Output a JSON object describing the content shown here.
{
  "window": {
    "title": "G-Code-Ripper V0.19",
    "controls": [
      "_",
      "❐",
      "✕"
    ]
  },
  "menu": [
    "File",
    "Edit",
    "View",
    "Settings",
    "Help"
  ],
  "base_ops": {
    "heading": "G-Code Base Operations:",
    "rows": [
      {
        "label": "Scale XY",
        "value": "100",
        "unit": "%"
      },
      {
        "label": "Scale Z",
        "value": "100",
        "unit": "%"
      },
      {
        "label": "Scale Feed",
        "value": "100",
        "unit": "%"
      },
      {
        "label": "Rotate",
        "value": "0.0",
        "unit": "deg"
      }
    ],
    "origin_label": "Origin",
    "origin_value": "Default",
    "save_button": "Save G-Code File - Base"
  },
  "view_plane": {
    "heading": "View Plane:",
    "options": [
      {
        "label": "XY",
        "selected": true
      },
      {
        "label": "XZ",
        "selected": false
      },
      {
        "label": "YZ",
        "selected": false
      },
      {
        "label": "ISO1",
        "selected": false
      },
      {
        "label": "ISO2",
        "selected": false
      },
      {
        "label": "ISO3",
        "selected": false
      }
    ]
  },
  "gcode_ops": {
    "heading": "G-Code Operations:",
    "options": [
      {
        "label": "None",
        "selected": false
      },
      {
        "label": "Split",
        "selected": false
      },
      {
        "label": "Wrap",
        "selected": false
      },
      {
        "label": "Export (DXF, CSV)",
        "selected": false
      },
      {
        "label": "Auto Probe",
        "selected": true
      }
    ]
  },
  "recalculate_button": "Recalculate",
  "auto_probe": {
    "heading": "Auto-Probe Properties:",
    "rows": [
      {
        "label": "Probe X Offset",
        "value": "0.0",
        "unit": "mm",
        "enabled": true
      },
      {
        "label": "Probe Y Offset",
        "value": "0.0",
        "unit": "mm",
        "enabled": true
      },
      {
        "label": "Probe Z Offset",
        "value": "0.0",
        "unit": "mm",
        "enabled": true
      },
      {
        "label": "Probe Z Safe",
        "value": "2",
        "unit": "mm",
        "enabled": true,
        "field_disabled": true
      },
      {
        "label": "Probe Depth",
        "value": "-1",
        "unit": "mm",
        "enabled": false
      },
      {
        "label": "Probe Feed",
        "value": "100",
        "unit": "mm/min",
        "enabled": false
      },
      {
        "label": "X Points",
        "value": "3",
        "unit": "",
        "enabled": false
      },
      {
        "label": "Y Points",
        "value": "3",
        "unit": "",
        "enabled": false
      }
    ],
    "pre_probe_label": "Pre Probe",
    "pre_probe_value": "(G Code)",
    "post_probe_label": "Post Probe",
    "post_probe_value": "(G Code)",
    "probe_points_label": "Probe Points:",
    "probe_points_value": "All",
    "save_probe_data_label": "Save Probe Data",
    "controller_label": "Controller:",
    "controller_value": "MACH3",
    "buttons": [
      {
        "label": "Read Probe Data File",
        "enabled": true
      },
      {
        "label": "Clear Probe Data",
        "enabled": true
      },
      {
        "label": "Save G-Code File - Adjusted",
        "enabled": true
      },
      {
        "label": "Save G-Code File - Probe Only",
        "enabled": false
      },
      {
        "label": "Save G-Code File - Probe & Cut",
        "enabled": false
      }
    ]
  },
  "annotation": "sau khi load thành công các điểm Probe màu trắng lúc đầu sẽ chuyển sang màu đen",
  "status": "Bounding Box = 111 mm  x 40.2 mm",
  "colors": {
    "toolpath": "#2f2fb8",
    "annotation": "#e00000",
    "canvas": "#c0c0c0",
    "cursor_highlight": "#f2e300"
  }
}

Aim of the task ▸
Copy and report every line where the word "Scale" is present.

Correct output ▸
        "label": "Scale XY",
        "label": "Scale Z",
        "label": "Scale Feed",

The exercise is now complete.